## begin DATASET ENTRIES

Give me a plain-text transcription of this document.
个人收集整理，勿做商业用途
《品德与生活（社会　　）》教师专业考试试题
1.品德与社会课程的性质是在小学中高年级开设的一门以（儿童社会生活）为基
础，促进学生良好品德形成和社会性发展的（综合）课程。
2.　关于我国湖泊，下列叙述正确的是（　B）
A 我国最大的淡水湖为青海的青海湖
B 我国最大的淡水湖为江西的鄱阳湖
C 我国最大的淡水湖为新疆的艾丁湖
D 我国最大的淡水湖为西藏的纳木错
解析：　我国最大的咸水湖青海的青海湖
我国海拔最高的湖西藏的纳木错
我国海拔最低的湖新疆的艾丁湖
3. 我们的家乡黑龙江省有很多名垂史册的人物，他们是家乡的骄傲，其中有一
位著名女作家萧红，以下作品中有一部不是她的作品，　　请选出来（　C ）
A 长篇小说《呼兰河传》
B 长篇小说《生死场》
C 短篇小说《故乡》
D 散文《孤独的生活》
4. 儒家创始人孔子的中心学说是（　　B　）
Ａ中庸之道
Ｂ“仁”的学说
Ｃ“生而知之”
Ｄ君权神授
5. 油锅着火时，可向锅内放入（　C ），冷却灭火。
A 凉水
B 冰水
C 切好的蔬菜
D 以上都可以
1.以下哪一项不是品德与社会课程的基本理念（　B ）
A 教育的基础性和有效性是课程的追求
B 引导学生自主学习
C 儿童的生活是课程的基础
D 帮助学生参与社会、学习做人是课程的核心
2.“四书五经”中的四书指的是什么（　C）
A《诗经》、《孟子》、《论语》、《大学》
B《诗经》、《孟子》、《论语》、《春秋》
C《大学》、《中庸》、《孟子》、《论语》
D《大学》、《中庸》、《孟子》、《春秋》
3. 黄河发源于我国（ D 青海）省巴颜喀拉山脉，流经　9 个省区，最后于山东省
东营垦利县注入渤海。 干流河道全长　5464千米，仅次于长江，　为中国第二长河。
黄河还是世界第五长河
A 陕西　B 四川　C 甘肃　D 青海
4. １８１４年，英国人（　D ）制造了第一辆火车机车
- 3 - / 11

## end DATASET ENTRIES

* EXERCISE BRIEF: Output all of the material exactly as written.

* OUTPUT OF THE EXERCISE:
Give me a plain-text transcription of this document.
个人收集整理，勿做商业用途
《品德与生活（社会　　）》教师专业考试试题
1.品德与社会课程的性质是在小学中高年级开设的一门以（儿童社会生活）为基
础，促进学生良好品德形成和社会性发展的（综合）课程。
2.　关于我国湖泊，下列叙述正确的是（　B）
A 我国最大的淡水湖为青海的青海湖
B 我国最大的淡水湖为江西的鄱阳湖
C 我国最大的淡水湖为新疆的艾丁湖
D 我国最大的淡水湖为西藏的纳木错
解析：　我国最大的咸水湖青海的青海湖
我国海拔最高的湖西藏的纳木错
我国海拔最低的湖新疆的艾丁湖
3. 我们的家乡黑龙江省有很多名垂史册的人物，他们是家乡的骄傲，其中有一
位著名女作家萧红，以下作品中有一部不是她的作品，　　请选出来（　C ）
A 长篇小说《呼兰河传》
B 长篇小说《生死场》
C 短篇小说《故乡》
D 散文《孤独的生活》
4. 儒家创始人孔子的中心学说是（　　B　）
Ａ中庸之道
Ｂ“仁”的学说
Ｃ“生而知之”
Ｄ君权神授
5. 油锅着火时，可向锅内放入（　C ），冷却灭火。
A 凉水
B 冰水
C 切好的蔬菜
D 以上都可以
1.以下哪一项不是品德与社会课程的基本理念（　B ）
A 教育的基础性和有效性是课程的追求
B 引导学生自主学习
C 儿童的生活是课程的基础
D 帮助学生参与社会、学习做人是课程的核心
2.“四书五经”中的四书指的是什么（　C）
A《诗经》、《孟子》、《论语》、《大学》
B《诗经》、《孟子》、《论语》、《春秋》
C《大学》、《中庸》、《孟子》、《论语》
D《大学》、《中庸》、《孟子》、《春秋》
3. 黄河发源于我国（ D 青海）省巴颜喀拉山脉，流经　9 个省区，最后于山东省
东营垦利县注入渤海。 干流河道全长　5464千米，仅次于长江，　为中国第二长河。
黄河还是世界第五长河
A 陕西　B 四川　C 甘肃　D 青海
4. １８１４年，英国人（　D ）制造了第一辆火车机车
- 3 - / 11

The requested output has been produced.